» SET EXERCISE: Copy out each line of the listing that has the word "name" in it.

╭─ RAW RECORDS

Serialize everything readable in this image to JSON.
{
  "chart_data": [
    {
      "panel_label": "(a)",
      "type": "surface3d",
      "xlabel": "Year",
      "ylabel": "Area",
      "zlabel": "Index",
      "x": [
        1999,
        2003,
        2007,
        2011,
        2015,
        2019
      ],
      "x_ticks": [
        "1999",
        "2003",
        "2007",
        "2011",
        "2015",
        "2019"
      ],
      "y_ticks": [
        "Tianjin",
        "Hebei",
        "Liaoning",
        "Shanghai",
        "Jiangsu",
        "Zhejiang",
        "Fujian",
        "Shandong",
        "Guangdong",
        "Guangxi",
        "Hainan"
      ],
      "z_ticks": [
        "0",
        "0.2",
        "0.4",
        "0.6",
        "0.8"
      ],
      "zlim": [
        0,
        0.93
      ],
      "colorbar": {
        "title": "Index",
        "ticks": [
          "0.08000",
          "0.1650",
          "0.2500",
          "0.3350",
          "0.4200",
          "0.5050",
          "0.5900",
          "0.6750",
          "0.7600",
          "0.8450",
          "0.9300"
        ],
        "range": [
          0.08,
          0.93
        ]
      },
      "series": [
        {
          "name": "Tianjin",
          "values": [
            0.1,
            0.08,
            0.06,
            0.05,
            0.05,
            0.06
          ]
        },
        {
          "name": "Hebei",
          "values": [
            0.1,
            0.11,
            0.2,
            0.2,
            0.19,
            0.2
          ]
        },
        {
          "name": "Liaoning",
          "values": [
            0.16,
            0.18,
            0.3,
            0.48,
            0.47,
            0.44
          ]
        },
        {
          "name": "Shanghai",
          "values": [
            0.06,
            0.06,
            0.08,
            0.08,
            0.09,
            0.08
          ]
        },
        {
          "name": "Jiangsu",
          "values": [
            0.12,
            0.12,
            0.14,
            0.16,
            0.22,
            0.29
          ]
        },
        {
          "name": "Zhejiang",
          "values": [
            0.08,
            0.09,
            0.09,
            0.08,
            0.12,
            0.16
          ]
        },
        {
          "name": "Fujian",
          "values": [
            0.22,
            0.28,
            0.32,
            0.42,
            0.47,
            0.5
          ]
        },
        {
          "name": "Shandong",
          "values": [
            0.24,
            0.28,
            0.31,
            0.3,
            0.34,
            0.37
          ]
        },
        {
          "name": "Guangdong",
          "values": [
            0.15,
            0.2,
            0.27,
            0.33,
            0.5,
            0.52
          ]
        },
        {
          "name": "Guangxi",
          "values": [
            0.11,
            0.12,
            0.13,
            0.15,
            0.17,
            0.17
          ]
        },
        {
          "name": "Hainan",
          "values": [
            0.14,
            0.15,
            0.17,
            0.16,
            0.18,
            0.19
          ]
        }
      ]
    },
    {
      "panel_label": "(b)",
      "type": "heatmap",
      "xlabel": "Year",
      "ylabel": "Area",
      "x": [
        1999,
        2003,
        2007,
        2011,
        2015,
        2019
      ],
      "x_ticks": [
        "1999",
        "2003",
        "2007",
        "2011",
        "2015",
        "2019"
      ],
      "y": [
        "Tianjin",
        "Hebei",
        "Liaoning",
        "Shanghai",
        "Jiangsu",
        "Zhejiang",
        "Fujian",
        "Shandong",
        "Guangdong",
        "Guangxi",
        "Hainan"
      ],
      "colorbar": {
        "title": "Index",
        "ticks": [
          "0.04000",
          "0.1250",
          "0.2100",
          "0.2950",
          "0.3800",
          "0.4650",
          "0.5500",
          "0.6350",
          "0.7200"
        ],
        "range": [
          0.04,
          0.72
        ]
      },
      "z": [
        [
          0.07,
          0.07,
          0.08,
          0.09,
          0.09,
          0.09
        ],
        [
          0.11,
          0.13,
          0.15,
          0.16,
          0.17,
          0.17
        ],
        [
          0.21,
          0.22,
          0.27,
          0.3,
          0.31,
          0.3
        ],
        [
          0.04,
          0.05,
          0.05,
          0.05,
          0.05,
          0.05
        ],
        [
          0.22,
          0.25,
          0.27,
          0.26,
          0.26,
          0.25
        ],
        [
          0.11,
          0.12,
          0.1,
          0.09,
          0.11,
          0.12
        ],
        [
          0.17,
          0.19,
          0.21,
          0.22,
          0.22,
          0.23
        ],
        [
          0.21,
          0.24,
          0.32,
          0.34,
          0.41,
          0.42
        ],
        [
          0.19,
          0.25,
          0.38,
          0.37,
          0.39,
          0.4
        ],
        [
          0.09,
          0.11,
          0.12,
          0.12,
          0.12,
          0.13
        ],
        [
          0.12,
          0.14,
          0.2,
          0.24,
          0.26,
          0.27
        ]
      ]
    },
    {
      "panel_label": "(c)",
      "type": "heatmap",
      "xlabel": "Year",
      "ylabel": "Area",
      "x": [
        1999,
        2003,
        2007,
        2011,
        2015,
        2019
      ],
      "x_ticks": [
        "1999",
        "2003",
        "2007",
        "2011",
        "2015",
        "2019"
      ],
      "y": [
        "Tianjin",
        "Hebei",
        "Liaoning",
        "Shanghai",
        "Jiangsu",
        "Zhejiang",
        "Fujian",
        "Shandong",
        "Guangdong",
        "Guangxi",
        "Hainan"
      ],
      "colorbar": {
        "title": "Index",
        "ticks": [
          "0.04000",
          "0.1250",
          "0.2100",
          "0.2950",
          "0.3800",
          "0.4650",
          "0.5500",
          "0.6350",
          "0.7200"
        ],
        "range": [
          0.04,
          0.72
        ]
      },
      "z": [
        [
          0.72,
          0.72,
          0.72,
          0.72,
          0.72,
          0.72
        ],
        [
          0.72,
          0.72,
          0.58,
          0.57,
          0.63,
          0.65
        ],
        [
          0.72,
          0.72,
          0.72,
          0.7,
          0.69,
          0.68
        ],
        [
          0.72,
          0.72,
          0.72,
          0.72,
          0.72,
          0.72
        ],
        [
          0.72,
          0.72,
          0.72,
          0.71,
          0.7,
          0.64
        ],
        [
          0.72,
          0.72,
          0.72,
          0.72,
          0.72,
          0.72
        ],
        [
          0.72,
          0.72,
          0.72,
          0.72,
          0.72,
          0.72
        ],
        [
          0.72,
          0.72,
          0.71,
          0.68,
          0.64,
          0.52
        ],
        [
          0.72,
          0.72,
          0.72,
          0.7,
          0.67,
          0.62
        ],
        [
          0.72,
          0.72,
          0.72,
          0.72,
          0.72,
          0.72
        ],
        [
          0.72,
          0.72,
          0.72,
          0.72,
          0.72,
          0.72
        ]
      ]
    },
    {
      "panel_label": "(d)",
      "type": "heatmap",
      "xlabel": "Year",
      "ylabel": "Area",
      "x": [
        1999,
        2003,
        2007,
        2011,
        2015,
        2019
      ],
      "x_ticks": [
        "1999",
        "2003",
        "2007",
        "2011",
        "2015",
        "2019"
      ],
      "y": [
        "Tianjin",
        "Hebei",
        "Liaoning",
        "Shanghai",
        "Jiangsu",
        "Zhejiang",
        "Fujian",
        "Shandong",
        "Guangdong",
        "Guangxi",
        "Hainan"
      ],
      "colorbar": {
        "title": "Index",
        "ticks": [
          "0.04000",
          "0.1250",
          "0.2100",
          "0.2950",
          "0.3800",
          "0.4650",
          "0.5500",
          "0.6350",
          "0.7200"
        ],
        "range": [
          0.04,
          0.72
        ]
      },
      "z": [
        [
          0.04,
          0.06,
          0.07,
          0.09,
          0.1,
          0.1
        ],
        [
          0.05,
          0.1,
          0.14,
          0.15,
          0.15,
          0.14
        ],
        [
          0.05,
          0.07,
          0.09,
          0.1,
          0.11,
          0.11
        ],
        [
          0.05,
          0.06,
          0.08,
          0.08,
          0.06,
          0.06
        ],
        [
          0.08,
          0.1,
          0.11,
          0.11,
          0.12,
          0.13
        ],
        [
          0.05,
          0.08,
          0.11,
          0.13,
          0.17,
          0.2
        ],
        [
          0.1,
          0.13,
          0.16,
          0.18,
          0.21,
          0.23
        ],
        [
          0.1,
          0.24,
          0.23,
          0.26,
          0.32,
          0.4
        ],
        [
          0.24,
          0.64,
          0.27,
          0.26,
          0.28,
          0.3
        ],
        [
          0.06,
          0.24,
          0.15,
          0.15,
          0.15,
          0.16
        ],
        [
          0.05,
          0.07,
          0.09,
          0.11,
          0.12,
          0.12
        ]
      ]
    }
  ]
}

╰─

» SOLUTION:
          "name": "Tianjin",
          "name": "Hebei",
          "name": "Liaoning",
          "name": "Shanghai",
          "name": "Jiangsu",
          "name": "Zhejiang",
          "name": "Fujian",
          "name": "Shandong",
          "name": "Guangdong",
          "name": "Guangxi",
          "name": "Hainan",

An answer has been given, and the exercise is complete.